[Records]
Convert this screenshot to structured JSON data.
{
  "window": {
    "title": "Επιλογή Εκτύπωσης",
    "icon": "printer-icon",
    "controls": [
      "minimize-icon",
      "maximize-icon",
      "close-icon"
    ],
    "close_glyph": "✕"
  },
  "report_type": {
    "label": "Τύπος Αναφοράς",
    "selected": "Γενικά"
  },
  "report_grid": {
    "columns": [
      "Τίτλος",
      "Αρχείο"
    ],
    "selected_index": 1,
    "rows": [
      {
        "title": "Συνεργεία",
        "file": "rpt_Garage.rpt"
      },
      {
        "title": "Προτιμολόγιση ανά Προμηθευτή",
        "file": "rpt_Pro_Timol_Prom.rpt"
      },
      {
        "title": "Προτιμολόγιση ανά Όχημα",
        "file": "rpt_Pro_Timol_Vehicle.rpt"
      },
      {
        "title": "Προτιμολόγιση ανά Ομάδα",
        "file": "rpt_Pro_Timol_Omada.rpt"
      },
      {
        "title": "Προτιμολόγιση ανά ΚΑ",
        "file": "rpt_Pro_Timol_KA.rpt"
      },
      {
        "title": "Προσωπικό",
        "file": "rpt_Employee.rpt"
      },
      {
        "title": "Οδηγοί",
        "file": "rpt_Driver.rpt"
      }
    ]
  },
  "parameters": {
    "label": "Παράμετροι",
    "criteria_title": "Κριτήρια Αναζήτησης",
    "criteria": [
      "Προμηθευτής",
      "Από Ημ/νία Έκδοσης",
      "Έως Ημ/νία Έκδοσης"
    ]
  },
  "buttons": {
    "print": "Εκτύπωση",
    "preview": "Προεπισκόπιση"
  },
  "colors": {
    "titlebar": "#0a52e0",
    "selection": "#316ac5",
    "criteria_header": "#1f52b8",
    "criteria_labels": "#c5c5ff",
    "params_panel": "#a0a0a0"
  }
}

[Written instruction] Transcribe the whole listing with nothing added or left out.

[Response to this exercise]
Convert this screenshot to structured JSON data.
{
  "window": {
    "title": "Επιλογή Εκτύπωσης",
    "icon": "printer-icon",
    "controls": [
      "minimize-icon",
      "maximize-icon",
      "close-icon"
    ],
    "close_glyph": "✕"
  },
  "report_type": {
    "label": "Τύπος Αναφοράς",
    "selected": "Γενικά"
  },
  "report_grid": {
    "columns": [
      "Τίτλος",
      "Αρχείο"
    ],
    "selected_index": 1,
    "rows": [
      {
        "title": "Συνεργεία",
        "file": "rpt_Garage.rpt"
      },
      {
        "title": "Προτιμολόγιση ανά Προμηθευτή",
        "file": "rpt_Pro_Timol_Prom.rpt"
      },
      {
        "title": "Προτιμολόγιση ανά Όχημα",
        "file": "rpt_Pro_Timol_Vehicle.rpt"
      },
      {
        "title": "Προτιμολόγιση ανά Ομάδα",
        "file": "rpt_Pro_Timol_Omada.rpt"
      },
      {
        "title": "Προτιμολόγιση ανά ΚΑ",
        "file": "rpt_Pro_Timol_KA.rpt"
      },
      {
        "title": "Προσωπικό",
        "file": "rpt_Employee.rpt"
      },
      {
        "title": "Οδηγοί",
        "file": "rpt_Driver.rpt"
      }
    ]
  },
  "parameters": {
    "label": "Παράμετροι",
    "criteria_title": "Κριτήρια Αναζήτησης",
    "criteria": [
      "Προμηθευτής",
      "Από Ημ/νία Έκδοσης",
      "Έως Ημ/νία Έκδοσης"
    ]
  },
  "buttons": {
    "print": "Εκτύπωση",
    "preview": "Προεπισκόπιση"
  },
  "colors": {
    "titlebar": "#0a52e0",
    "selection": "#316ac5",
    "criteria_header": "#1f52b8",
    "criteria_labels": "#c5c5ff",
    "params_panel": "#a0a0a0"
  }
}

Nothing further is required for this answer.